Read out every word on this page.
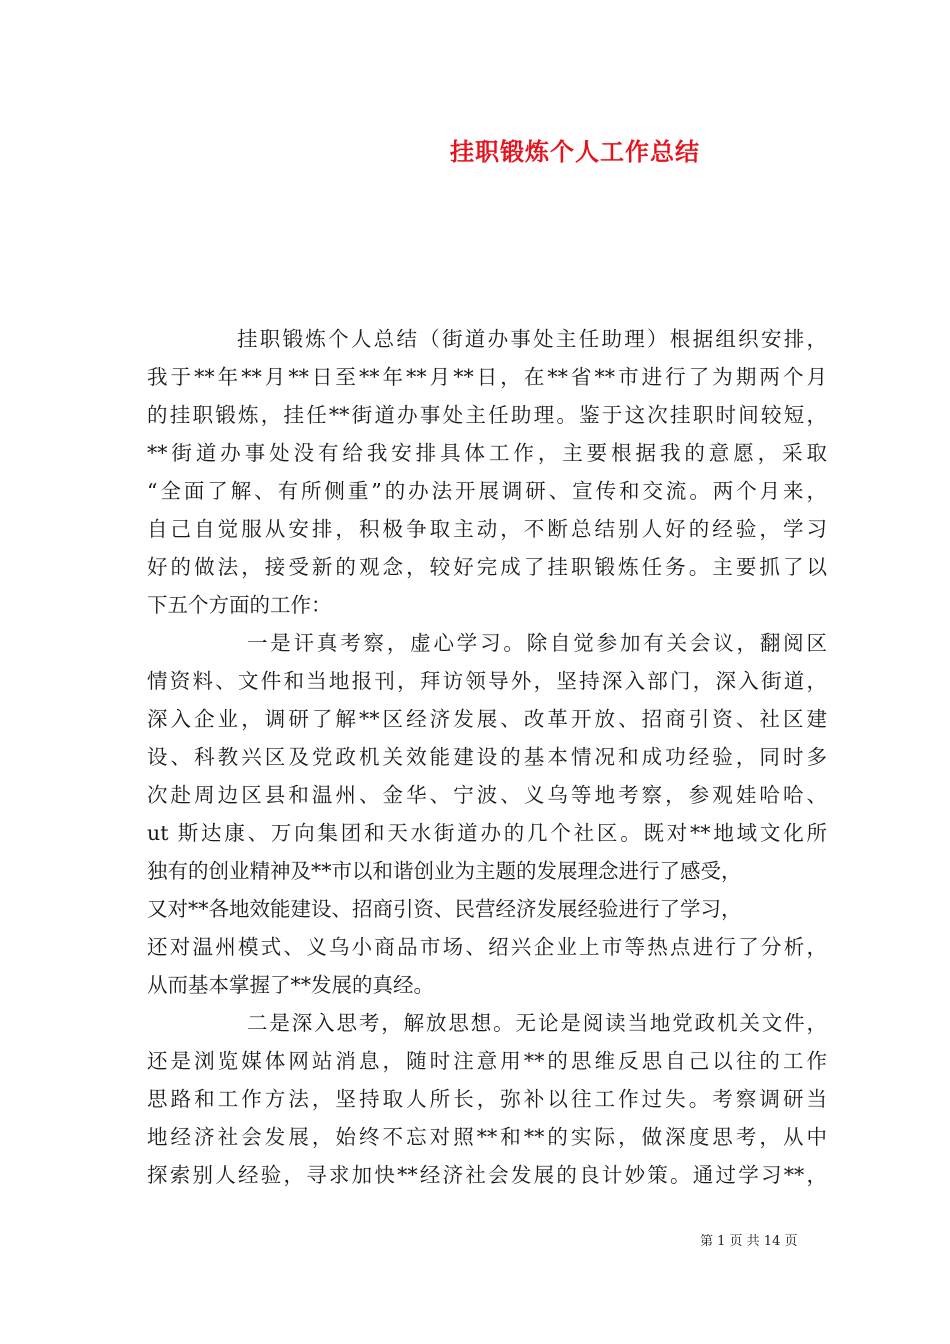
挂职锻炼个人工作总结
挂职锻炼个人总结（街道办事处主任助理）根据组织安排，
我于**年**月**日至**年**月**日，在**省**市进行了为期两个月
的挂职锻炼，挂任**街道办事处主任助理。鉴于这次挂职时间较短，
**街道办事处没有给我安排具体工作，主要根据我的意愿，采取
“全面了解、有所侧重”的办法开展调研、宣传和交流。两个月来，
自己自觉服从安排，积极争取主动，不断总结别人好的经验，学习
好的做法，接受新的观念，较好完成了挂职锻炼任务。主要抓了以
下五个方面的工作：
一是讦真考察，虚心学习。除自觉参加有关会议，翻阅区
情资料、文件和当地报刊，拜访领导外，坚持深入部门，深入街道，
深入企业，调研了解**区经济发展、改革开放、招商引资、社区建
设、科教兴区及党政机关效能建设的基本情况和成功经验，同时多
次赴周边区县和温州、金华、宁波、义乌等地考察，参观娃哈哈、
ut 斯达康、万向集团和天水街道办的几个社区。既对**地域文化所
独有的创业精神及**市以和谐创业为主题的发展理念进行了感受，
又对**各地效能建设、招商引资、民营经济发展经验进行了学习，
还对温州模式、义乌小商品市场、绍兴企业上市等热点进行了分析，
从而基本掌握了**发展的真经。
二是深入思考，解放思想。无论是阅读当地党政机关文件，
还是浏览媒体网站消息，随时注意用**的思维反思自己以往的工作
思路和工作方法，坚持取人所长，弥补以往工作过失。考察调研当
地经济社会发展，始终不忘对照**和**的实际，做深度思考，从中
探索别人经验，寻求加快**经济社会发展的良计妙策。通过学习**，
第 1 页 共 14 页
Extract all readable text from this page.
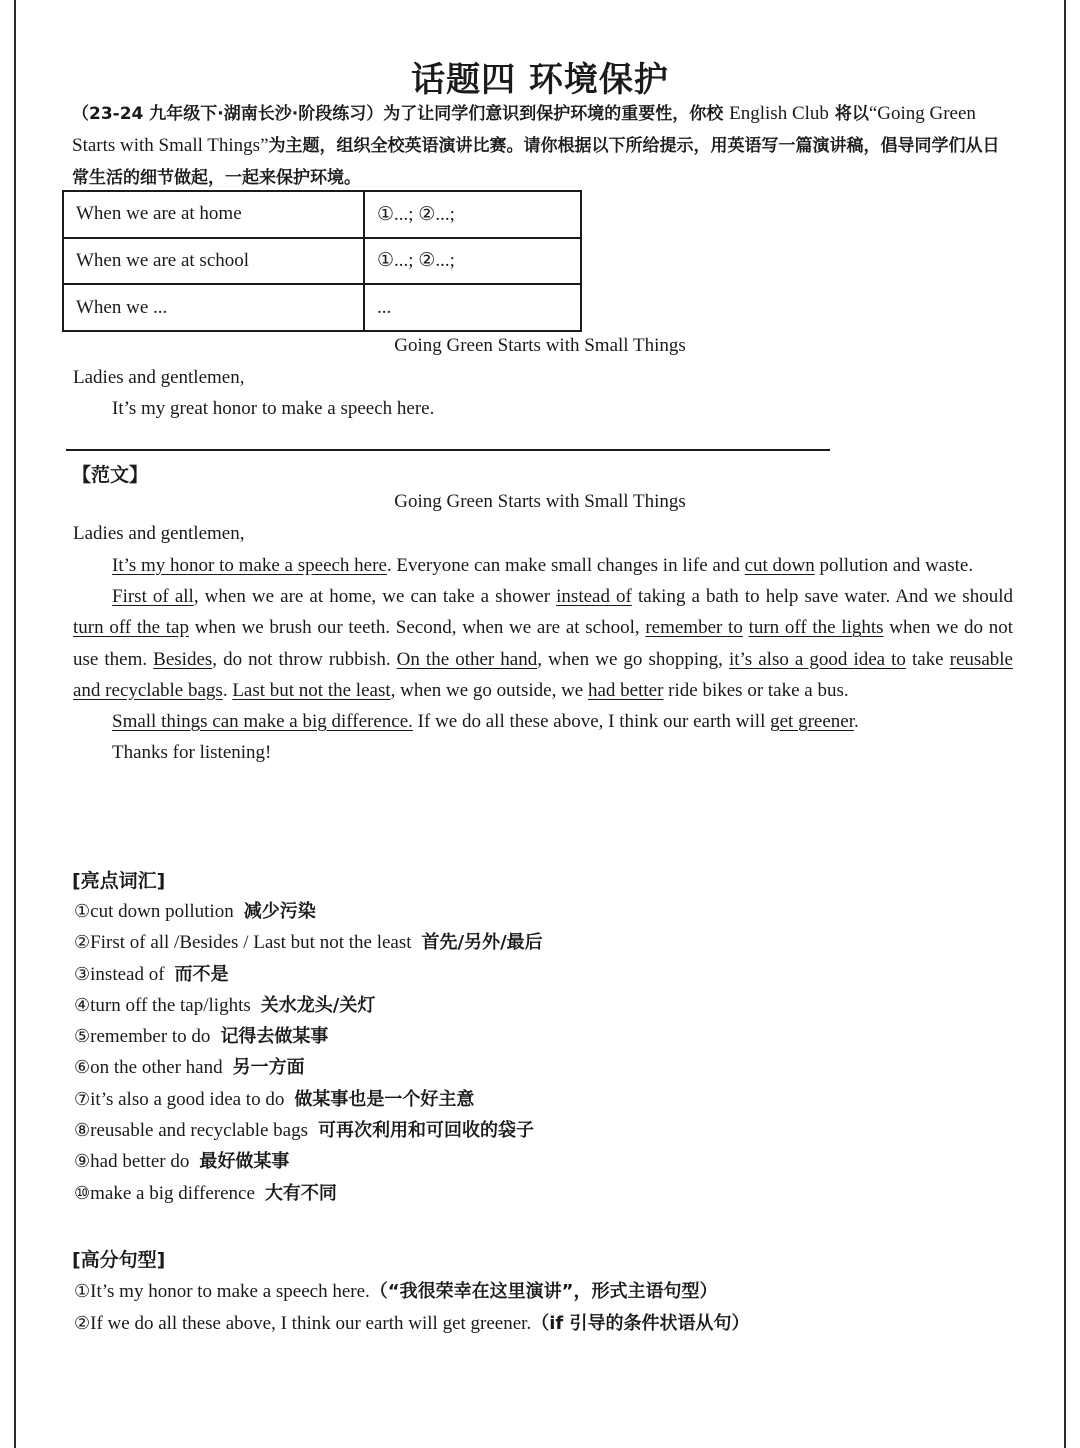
话题四 环境保护
（23-24 九年级下·湖南长沙·阶段练习）为了让同学们意识到保护环境的重要性，你校 English Club 将以“Going Green Starts with Small Things”为主题，组织全校英语演讲比赛。请你根据以下所给提示，用英语写一篇演讲稿，倡导同学们从日常生活的细节做起，一起来保护环境。
When we are at home	①...; ②...;
When we are at school	①...; ②...;
When we ...	...
Going Green Starts with Small Things
Ladies and gentlemen,
It’s my great honor to make a speech here.
【范文】
Going Green Starts with Small Things
Ladies and gentlemen,

It’s my honor to make a speech here. Everyone can make small changes in life and cut down pollution and waste.

First of all, when we are at home, we can take a shower instead of taking a bath to help save water. And we should turn off the tap when we brush our teeth. Second, when we are at school, remember to turn off the lights when we do not use them. Besides, do not throw rubbish. On the other hand, when we go shopping, it’s also a good idea to take reusable and recyclable bags. Last but not the least, when we go outside, we had better ride bikes or take a bus.

Small things can make a big difference. If we do all these above, I think our earth will get greener.

Thanks for listening!

[亮点词汇]
①cut down pollution 减少污染
②First of all /Besides / Last but not the least 首先/另外/最后
③instead of 而不是
④turn off the tap/lights 关水龙头/关灯
⑤remember to do 记得去做某事
⑥on the other hand 另一方面
⑦it’s also a good idea to do 做某事也是一个好主意
⑧reusable and recyclable bags 可再次利用和可回收的袋子
⑨had better do 最好做某事
⑩make a big difference 大有不同
[高分句型]
①It’s my honor to make a speech here.（“我很荣幸在这里演讲”，形式主语句型）
②If we do all these above, I think our earth will get greener.（if 引导的条件状语从句）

*Given exercise*: Above are several records. Count the lines among them that contain "greener" and give only the total.

*Answer to this task*: 2